### [Document passage]
================================
I don't see how it's all in one??? I have a heat projector next to my 100watt SB bulb that I leave on for extra heat...and that spot is only like 86 degrees.


----------



## james.w (Apr 8, 2011)

hangtown530 said:


> I don't see how it's all in one??? I have a heat projector next to my 100watt SB bulb that I leave on for extra heat...and that spot is only like 86 degrees.



How far away is the bulb and for what type of herp?


----------



## hanniebann (Apr 8, 2011)

i had issues with getting the product from that company after I paid. and then when it came it was one of the faulty bulbs... they said they'd replace it, that was almost 6 months ago. Their products were great, but the company needs to get their crap together :/ I'd love to have quality products like theirs, but it was ridiculous trying to get what I paid for.


----------



## hangtown530 (Apr 8, 2011)

Only about 12 inches as specified but they are great bulbs, I'm definitely not saying that they are not.  It's just hard to get a hold of the megaray people and it's bugging me.


----------



## james.w (Apr 8, 2011)

So at 12" away you can only get a basking spot of 86 degrees with a 100W SB bulb?


----------



## hangtown530 (Apr 8, 2011)

That's all I'm getting...???


----------



## james.w (Apr 8, 2011)

I will definitely not go with these bulbs than. I have a 125W solar glo and get a 110 degree hot spot 16" away. Thanks for the insight everyone.


----------



## hangtown530 (Apr 8, 2011)

It is a great UVB bulb...done get what I'm saying wrong  Tell you what...when I get home tonight I will check everything back out and let you know exact distance and temps...
================================
### [Supplied material]
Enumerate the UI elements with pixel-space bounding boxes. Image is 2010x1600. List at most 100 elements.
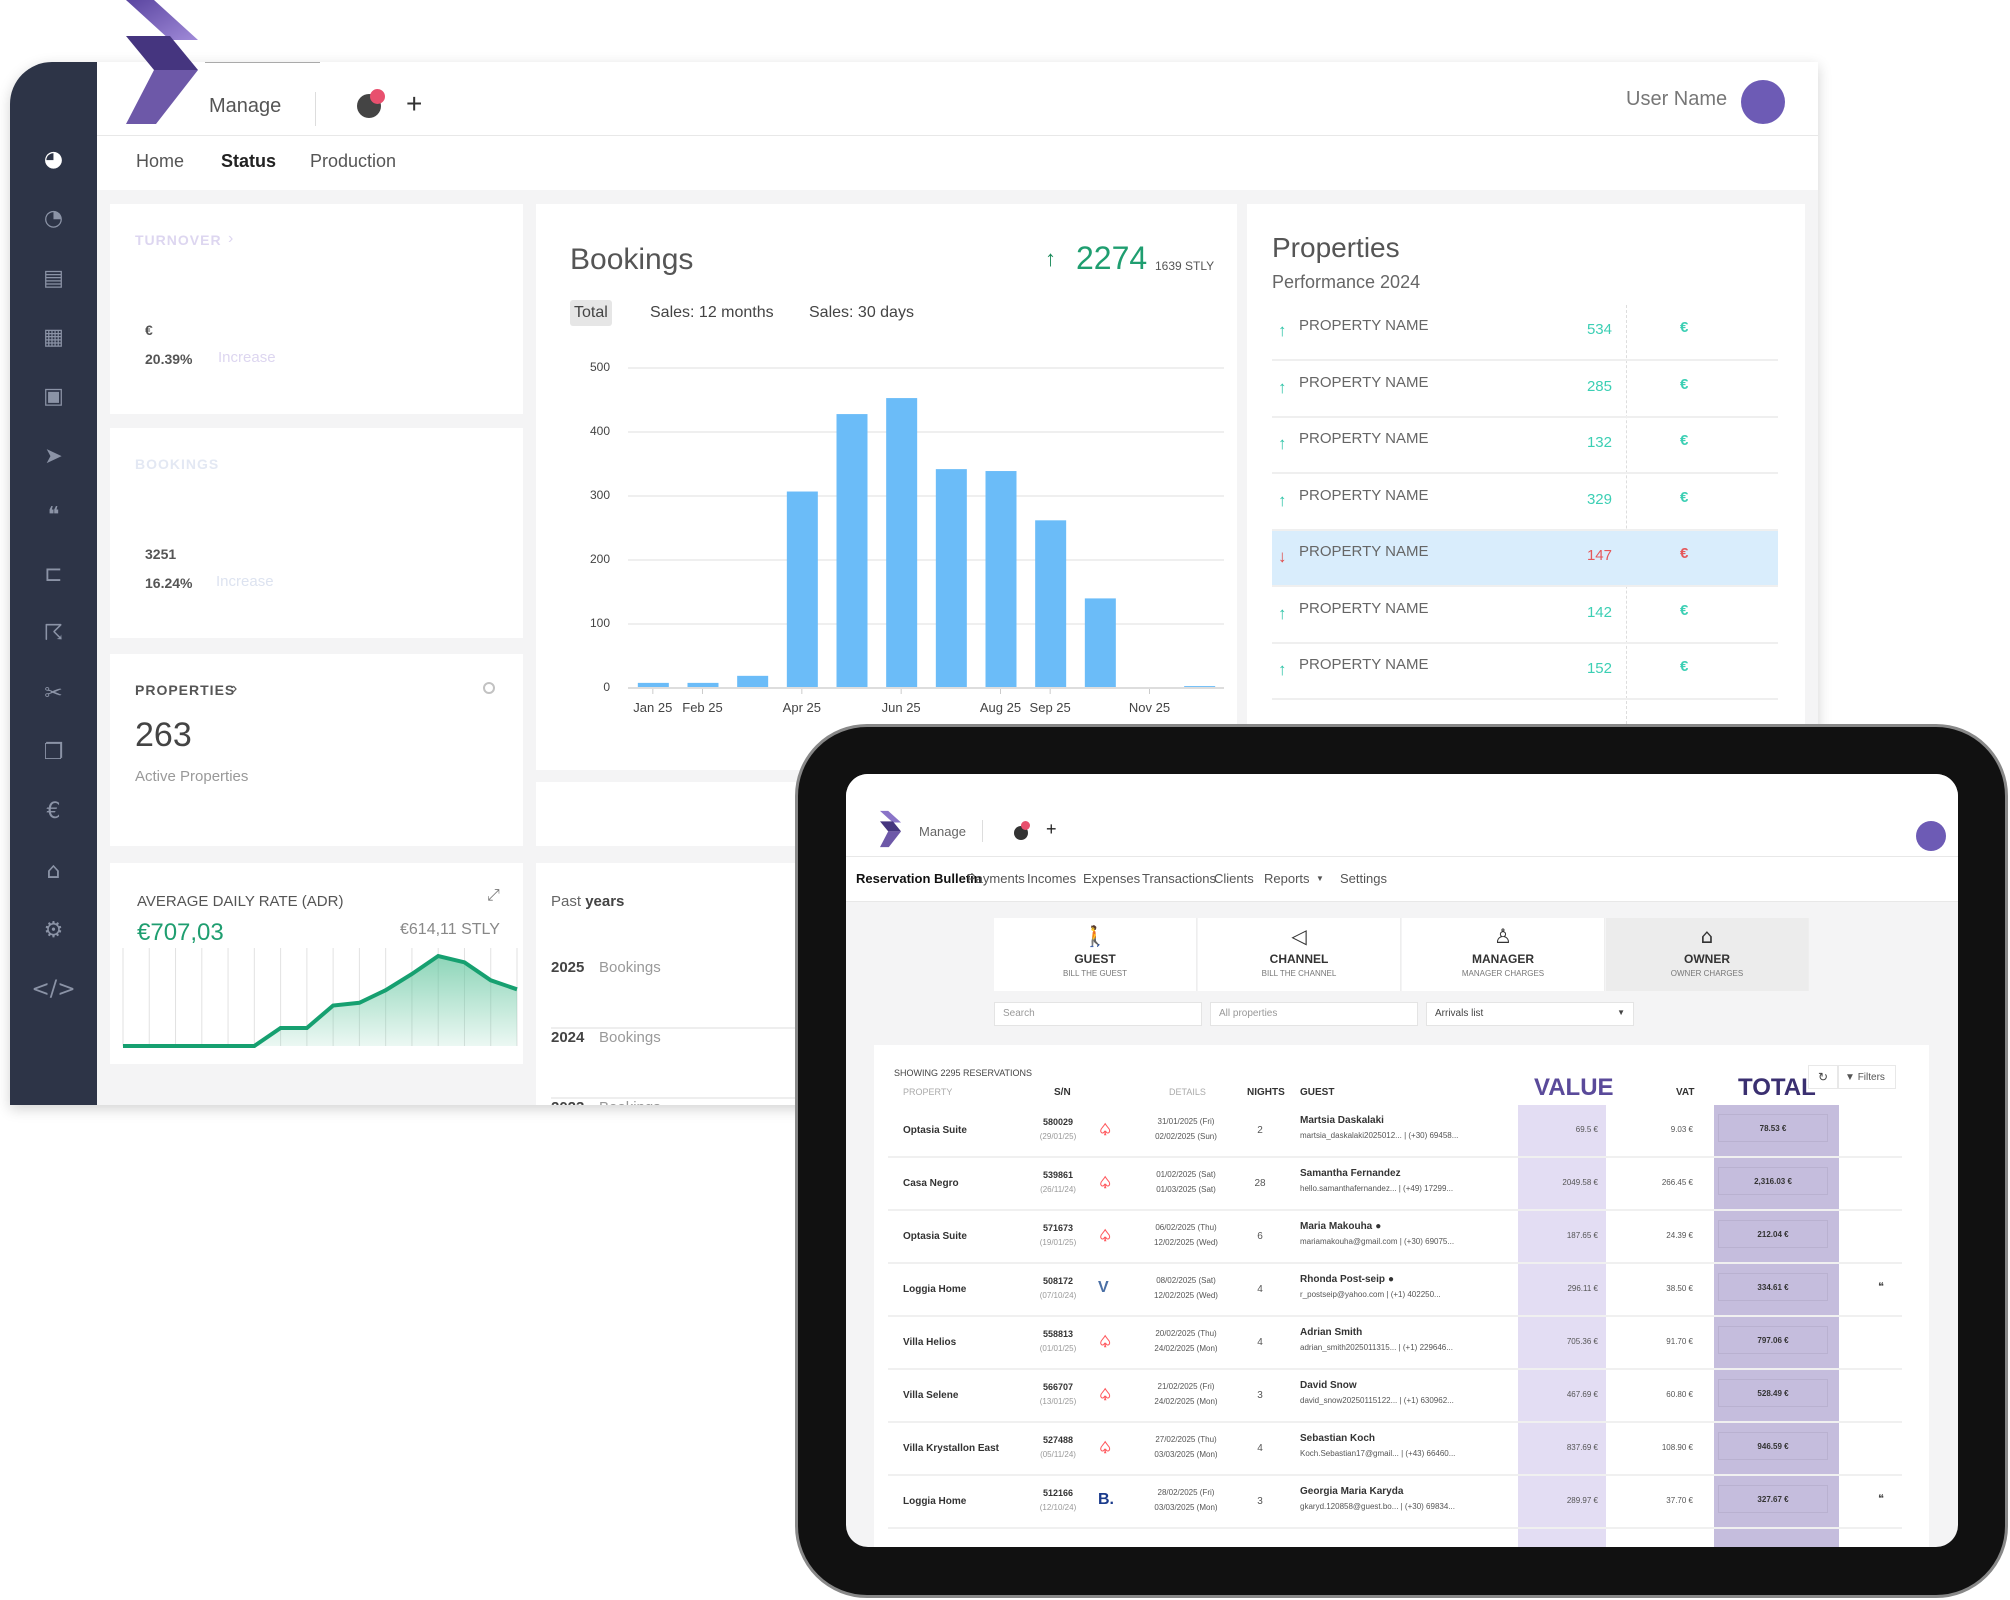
================================
### [Parts of the exercise]
1 – In the forum thread about heat bulbs, set down word for word the part that opens with the words containing "It is a great" and closes with "distance and temps...".
2 – According to the forum thread about heat bulbs, why does hanniebann say the bulb company needs to get its act together?
The material comes from a different source than the forum thread.

### [Solutions below]
1 –
It is a great UVB bulb...done get what I'm saying wrong  Tell you what...when I get home tonight I will check everything back out and let you know exact distance and temps...

2 – After paying, hanniebann had trouble getting the product. When it finally arrived, it was one of the faulty bulbs, and the promised replacement still had not come almost six months later.